■ **GOAL**
Write the material out again, line by line, exactly as it is.
>>
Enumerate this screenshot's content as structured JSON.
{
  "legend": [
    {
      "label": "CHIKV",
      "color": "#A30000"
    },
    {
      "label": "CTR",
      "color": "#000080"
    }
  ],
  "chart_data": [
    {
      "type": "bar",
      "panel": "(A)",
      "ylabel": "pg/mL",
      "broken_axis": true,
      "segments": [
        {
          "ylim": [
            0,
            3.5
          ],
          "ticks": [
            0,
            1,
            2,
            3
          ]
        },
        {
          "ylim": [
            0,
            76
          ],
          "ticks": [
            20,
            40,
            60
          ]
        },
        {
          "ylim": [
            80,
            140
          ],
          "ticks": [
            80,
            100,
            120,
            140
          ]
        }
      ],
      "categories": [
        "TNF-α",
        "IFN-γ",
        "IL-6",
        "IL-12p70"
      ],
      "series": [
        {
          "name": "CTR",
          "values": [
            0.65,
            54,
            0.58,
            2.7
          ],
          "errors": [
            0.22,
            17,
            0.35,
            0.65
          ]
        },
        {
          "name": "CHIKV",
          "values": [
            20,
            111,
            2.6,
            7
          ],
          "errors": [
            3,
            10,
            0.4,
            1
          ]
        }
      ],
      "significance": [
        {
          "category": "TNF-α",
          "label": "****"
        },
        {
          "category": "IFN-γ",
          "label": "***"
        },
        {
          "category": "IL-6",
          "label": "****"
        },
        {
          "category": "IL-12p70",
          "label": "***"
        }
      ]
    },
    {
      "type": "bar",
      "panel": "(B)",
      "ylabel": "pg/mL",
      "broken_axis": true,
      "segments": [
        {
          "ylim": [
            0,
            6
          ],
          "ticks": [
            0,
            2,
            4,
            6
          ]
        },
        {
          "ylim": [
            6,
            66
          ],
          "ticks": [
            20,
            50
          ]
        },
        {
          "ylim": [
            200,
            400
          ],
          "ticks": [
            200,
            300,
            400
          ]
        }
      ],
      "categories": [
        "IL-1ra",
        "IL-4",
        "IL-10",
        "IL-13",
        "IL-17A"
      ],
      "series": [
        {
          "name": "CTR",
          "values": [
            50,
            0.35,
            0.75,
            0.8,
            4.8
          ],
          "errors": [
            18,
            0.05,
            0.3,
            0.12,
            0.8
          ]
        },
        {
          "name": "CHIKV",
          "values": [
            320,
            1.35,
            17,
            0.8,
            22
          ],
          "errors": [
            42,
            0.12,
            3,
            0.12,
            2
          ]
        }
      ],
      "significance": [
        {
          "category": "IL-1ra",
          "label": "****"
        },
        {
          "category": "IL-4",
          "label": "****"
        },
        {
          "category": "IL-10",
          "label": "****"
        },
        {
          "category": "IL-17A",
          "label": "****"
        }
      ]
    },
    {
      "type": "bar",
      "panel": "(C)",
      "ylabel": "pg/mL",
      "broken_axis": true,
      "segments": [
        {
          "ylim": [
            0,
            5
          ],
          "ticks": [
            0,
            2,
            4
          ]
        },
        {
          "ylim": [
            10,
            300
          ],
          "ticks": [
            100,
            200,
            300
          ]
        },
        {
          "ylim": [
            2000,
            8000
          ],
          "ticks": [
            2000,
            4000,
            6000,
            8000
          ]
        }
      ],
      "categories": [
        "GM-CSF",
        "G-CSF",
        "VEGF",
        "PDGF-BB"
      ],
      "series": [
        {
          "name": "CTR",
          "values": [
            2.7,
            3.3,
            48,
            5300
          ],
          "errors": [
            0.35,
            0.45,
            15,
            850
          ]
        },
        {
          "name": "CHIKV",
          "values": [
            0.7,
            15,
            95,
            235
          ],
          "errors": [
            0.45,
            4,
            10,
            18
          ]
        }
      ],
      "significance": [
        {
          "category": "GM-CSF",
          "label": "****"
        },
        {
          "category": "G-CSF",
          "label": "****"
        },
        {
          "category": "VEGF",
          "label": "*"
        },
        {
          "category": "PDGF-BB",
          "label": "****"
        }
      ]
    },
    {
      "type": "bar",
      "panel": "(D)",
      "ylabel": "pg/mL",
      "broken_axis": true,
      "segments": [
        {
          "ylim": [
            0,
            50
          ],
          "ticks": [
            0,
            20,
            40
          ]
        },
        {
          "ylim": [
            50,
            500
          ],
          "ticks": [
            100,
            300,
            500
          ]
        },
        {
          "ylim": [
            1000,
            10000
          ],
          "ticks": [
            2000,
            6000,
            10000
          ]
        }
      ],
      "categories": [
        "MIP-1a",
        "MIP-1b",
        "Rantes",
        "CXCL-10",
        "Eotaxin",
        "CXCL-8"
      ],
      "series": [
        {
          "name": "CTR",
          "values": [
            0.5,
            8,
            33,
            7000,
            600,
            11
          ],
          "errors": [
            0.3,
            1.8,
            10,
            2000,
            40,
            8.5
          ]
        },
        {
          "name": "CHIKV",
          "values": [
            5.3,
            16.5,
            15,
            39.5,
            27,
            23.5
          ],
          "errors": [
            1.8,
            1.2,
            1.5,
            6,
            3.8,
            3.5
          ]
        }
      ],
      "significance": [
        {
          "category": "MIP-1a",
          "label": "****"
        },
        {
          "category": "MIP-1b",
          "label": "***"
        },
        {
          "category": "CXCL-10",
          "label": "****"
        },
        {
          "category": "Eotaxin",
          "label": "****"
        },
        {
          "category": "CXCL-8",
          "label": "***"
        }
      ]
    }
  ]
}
<<
■ **COMPLETE OUTPUT**
Enumerate this screenshot's content as structured JSON.
{
  "legend": [
    {
      "label": "CHIKV",
      "color": "#A30000"
    },
    {
      "label": "CTR",
      "color": "#000080"
    }
  ],
  "chart_data": [
    {
      "type": "bar",
      "panel": "(A)",
      "ylabel": "pg/mL",
      "broken_axis": true,
      "segments": [
        {
          "ylim": [
            0,
            3.5
          ],
          "ticks": [
            0,
            1,
            2,
            3
          ]
        },
        {
          "ylim": [
            0,
            76
          ],
          "ticks": [
            20,
            40,
            60
          ]
        },
        {
          "ylim": [
            80,
            140
          ],
          "ticks": [
            80,
            100,
            120,
            140
          ]
        }
      ],
      "categories": [
        "TNF-α",
        "IFN-γ",
        "IL-6",
        "IL-12p70"
      ],
      "series": [
        {
          "name": "CTR",
          "values": [
            0.65,
            54,
            0.58,
            2.7
          ],
          "errors": [
            0.22,
            17,
            0.35,
            0.65
          ]
        },
        {
          "name": "CHIKV",
          "values": [
            20,
            111,
            2.6,
            7
          ],
          "errors": [
            3,
            10,
            0.4,
            1
          ]
        }
      ],
      "significance": [
        {
          "category": "TNF-α",
          "label": "****"
        },
        {
          "category": "IFN-γ",
          "label": "***"
        },
        {
          "category": "IL-6",
          "label": "****"
        },
        {
          "category": "IL-12p70",
          "label": "***"
        }
      ]
    },
    {
      "type": "bar",
      "panel": "(B)",
      "ylabel": "pg/mL",
      "broken_axis": true,
      "segments": [
        {
          "ylim": [
            0,
            6
          ],
          "ticks": [
            0,
            2,
            4,
            6
          ]
        },
        {
          "ylim": [
            6,
            66
          ],
          "ticks": [
            20,
            50
          ]
        },
        {
          "ylim": [
            200,
            400
          ],
          "ticks": [
            200,
            300,
            400
          ]
        }
      ],
      "categories": [
        "IL-1ra",
        "IL-4",
        "IL-10",
        "IL-13",
        "IL-17A"
      ],
      "series": [
        {
          "name": "CTR",
          "values": [
            50,
            0.35,
            0.75,
            0.8,
            4.8
          ],
          "errors": [
            18,
            0.05,
            0.3,
            0.12,
            0.8
          ]
        },
        {
          "name": "CHIKV",
          "values": [
            320,
            1.35,
            17,
            0.8,
            22
          ],
          "errors": [
            42,
            0.12,
            3,
            0.12,
            2
          ]
        }
      ],
      "significance": [
        {
          "category": "IL-1ra",
          "label": "****"
        },
        {
          "category": "IL-4",
          "label": "****"
        },
        {
          "category": "IL-10",
          "label": "****"
        },
        {
          "category": "IL-17A",
          "label": "****"
        }
      ]
    },
    {
      "type": "bar",
      "panel": "(C)",
      "ylabel": "pg/mL",
      "broken_axis": true,
      "segments": [
        {
          "ylim": [
            0,
            5
          ],
          "ticks": [
            0,
            2,
            4
          ]
        },
        {
          "ylim": [
            10,
            300
          ],
          "ticks": [
            100,
            200,
            300
          ]
        },
        {
          "ylim": [
            2000,
            8000
          ],
          "ticks": [
            2000,
            4000,
            6000,
            8000
          ]
        }
      ],
      "categories": [
        "GM-CSF",
        "G-CSF",
        "VEGF",
        "PDGF-BB"
      ],
      "series": [
        {
          "name": "CTR",
          "values": [
            2.7,
            3.3,
            48,
            5300
          ],
          "errors": [
            0.35,
            0.45,
            15,
            850
          ]
        },
        {
          "name": "CHIKV",
          "values": [
            0.7,
            15,
            95,
            235
          ],
          "errors": [
            0.45,
            4,
            10,
            18
          ]
        }
      ],
      "significance": [
        {
          "category": "GM-CSF",
          "label": "****"
        },
        {
          "category": "G-CSF",
          "label": "****"
        },
        {
          "category": "VEGF",
          "label": "*"
        },
        {
          "category": "PDGF-BB",
          "label": "****"
        }
      ]
    },
    {
      "type": "bar",
      "panel": "(D)",
      "ylabel": "pg/mL",
      "broken_axis": true,
      "segments": [
        {
          "ylim": [
            0,
            50
          ],
          "ticks": [
            0,
            20,
            40
          ]
        },
        {
          "ylim": [
            50,
            500
          ],
          "ticks": [
            100,
            300,
            500
          ]
        },
        {
          "ylim": [
            1000,
            10000
          ],
          "ticks": [
            2000,
            6000,
            10000
          ]
        }
      ],
      "categories": [
        "MIP-1a",
        "MIP-1b",
        "Rantes",
        "CXCL-10",
        "Eotaxin",
        "CXCL-8"
      ],
      "series": [
        {
          "name": "CTR",
          "values": [
            0.5,
            8,
            33,
            7000,
            600,
            11
          ],
          "errors": [
            0.3,
            1.8,
            10,
            2000,
            40,
            8.5
          ]
        },
        {
          "name": "CHIKV",
          "values": [
            5.3,
            16.5,
            15,
            39.5,
            27,
            23.5
          ],
          "errors": [
            1.8,
            1.2,
            1.5,
            6,
            3.8,
            3.5
          ]
        }
      ],
      "significance": [
        {
          "category": "MIP-1a",
          "label": "****"
        },
        {
          "category": "MIP-1b",
          "label": "***"
        },
        {
          "category": "CXCL-10",
          "label": "****"
        },
        {
          "category": "Eotaxin",
          "label": "****"
        },
        {
          "category": "CXCL-8",
          "label": "***"
        }
      ]
    }
  ]
}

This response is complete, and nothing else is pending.